Available records:

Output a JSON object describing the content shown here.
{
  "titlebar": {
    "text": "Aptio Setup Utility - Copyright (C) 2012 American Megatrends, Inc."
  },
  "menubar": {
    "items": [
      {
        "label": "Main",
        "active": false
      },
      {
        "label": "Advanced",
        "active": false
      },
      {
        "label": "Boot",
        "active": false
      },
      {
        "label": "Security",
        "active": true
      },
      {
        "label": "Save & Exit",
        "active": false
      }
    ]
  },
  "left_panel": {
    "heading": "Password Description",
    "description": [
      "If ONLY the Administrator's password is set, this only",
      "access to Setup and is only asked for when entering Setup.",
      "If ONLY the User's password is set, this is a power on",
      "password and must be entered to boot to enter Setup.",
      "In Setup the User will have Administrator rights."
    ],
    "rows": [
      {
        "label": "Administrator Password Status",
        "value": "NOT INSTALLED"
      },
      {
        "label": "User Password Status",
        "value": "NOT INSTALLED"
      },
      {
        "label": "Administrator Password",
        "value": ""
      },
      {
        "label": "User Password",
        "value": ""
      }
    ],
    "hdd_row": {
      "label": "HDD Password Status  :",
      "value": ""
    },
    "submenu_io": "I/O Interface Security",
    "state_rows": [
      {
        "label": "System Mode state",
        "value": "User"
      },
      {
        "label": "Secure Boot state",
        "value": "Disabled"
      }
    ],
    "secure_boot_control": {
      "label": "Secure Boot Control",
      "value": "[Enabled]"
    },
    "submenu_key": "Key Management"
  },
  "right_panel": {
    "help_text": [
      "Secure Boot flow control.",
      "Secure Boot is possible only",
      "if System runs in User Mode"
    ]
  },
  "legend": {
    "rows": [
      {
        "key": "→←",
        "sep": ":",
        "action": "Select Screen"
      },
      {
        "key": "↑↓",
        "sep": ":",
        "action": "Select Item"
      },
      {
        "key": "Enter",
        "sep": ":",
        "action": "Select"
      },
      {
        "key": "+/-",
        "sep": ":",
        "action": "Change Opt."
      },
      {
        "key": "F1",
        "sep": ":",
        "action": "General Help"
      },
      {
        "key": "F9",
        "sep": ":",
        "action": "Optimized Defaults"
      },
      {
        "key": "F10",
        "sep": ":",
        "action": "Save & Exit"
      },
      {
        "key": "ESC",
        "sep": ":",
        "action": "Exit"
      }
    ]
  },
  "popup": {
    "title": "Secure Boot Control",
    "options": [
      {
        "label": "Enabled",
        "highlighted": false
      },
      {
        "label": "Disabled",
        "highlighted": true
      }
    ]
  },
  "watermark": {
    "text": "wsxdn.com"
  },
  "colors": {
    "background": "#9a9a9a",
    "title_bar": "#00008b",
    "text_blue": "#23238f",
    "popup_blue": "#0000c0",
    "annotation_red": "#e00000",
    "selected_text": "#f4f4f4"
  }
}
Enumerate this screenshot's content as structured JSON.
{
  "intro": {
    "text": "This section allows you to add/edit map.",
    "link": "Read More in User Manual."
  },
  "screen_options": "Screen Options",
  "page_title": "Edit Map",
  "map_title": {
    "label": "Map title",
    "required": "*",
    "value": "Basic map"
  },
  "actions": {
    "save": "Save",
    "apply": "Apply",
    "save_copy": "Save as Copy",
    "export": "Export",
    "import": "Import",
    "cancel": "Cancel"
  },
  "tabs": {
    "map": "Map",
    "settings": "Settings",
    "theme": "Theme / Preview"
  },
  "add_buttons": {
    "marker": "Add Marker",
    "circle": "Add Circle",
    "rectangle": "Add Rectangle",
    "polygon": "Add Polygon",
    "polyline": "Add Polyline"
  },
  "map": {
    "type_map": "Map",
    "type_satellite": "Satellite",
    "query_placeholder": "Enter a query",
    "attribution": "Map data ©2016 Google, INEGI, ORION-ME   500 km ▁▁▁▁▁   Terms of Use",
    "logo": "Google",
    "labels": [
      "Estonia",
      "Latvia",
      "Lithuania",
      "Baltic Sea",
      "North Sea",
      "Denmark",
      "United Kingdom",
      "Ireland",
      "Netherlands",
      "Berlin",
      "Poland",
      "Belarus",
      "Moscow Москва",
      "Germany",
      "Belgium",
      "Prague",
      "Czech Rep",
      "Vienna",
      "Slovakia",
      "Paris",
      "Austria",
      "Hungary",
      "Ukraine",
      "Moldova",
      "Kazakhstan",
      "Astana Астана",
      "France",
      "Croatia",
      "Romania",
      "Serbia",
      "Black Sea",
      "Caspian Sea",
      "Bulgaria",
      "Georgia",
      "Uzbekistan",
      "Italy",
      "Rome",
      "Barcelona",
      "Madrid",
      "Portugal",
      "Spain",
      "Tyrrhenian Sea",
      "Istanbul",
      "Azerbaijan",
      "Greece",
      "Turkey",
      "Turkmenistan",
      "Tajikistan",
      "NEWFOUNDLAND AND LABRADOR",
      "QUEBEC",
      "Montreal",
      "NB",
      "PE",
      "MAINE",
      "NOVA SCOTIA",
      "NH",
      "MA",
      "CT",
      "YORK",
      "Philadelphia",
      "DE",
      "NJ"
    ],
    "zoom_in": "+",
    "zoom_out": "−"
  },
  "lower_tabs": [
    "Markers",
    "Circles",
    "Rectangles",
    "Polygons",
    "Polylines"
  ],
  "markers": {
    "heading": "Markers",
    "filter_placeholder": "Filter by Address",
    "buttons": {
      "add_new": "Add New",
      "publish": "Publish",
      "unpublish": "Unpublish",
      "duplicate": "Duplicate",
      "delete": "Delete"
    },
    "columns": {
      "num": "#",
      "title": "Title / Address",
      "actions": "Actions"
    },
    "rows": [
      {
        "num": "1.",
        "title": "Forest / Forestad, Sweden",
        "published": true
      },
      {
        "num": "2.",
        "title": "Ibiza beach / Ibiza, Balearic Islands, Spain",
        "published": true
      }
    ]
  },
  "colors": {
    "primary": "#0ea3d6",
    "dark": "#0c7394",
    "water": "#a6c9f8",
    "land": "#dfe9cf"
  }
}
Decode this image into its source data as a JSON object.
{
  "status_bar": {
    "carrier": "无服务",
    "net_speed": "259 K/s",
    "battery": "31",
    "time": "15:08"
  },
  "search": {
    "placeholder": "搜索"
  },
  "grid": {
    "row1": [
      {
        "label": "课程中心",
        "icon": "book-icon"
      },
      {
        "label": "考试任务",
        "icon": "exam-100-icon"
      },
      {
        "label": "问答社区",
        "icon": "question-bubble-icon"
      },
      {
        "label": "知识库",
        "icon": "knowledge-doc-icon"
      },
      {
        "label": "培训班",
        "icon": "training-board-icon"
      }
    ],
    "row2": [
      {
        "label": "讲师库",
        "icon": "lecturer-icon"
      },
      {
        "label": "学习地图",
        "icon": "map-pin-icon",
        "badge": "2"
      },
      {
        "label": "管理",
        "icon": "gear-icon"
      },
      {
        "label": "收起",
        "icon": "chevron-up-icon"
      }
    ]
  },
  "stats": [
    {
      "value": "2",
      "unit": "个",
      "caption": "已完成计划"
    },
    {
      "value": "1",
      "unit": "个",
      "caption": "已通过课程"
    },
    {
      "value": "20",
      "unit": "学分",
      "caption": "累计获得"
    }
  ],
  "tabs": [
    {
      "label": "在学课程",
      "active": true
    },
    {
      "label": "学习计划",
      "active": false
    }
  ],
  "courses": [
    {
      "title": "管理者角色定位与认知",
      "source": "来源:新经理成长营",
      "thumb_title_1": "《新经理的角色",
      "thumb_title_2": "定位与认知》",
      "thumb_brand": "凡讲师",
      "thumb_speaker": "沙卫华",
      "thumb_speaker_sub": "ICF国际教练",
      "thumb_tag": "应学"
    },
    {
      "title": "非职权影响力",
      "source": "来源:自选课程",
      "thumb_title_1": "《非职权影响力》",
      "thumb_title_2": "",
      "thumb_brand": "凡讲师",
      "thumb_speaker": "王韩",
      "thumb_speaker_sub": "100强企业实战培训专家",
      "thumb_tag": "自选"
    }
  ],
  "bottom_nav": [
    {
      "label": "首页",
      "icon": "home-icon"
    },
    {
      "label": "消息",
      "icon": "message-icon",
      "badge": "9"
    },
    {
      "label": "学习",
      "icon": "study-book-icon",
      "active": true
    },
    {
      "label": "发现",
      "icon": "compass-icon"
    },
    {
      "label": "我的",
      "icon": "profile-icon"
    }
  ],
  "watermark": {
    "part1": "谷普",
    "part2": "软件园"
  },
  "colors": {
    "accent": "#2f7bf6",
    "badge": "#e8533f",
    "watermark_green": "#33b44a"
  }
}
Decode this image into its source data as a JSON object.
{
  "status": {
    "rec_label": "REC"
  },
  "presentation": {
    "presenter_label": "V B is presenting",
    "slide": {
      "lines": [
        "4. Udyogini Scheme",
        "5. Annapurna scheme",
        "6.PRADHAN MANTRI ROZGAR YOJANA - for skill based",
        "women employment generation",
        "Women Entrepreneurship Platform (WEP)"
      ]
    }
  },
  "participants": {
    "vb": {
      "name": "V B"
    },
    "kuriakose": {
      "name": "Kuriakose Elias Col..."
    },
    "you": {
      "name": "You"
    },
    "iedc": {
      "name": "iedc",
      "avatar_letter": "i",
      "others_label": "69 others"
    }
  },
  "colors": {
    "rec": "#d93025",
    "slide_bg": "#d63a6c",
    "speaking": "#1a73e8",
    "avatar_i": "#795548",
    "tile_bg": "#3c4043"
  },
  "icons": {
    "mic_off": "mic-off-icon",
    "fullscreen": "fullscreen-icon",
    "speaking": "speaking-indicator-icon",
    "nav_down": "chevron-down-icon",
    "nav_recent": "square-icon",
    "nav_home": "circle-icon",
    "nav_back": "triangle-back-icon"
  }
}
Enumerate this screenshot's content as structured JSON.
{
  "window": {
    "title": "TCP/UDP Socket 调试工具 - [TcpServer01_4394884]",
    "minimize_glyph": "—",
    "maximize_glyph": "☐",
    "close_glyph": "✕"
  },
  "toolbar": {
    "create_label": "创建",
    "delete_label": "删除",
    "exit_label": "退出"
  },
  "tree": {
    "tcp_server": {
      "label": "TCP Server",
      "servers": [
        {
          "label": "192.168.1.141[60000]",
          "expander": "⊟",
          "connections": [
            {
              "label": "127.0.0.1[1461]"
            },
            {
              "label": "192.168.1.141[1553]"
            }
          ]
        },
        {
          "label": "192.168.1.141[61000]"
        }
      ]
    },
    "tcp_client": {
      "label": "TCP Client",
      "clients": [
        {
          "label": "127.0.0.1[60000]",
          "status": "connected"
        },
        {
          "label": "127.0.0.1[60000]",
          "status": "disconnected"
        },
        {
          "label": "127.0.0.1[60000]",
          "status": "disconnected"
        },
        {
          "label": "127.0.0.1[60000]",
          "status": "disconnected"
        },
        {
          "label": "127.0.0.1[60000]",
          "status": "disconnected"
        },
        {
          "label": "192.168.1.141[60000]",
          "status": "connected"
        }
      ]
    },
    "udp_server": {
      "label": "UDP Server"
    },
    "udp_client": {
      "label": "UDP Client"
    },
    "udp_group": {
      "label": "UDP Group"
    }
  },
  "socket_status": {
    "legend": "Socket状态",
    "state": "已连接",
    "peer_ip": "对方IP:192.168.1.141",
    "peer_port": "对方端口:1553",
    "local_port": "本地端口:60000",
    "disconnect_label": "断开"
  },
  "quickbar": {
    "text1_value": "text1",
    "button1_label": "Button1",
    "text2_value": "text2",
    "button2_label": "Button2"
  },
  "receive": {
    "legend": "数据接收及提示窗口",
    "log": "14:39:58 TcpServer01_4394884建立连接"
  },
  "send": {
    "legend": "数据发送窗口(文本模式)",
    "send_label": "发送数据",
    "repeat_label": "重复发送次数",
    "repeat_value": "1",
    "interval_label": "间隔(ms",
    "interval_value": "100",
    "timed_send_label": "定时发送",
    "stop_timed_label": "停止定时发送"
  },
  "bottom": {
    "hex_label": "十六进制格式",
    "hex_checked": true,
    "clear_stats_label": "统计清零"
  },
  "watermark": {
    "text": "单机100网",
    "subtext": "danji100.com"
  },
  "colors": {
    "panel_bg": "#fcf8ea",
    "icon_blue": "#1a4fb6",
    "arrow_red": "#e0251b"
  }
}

To be done:
Count the lines of these entries that hold the string "Setup", and give only that number.

Solution for this task:
4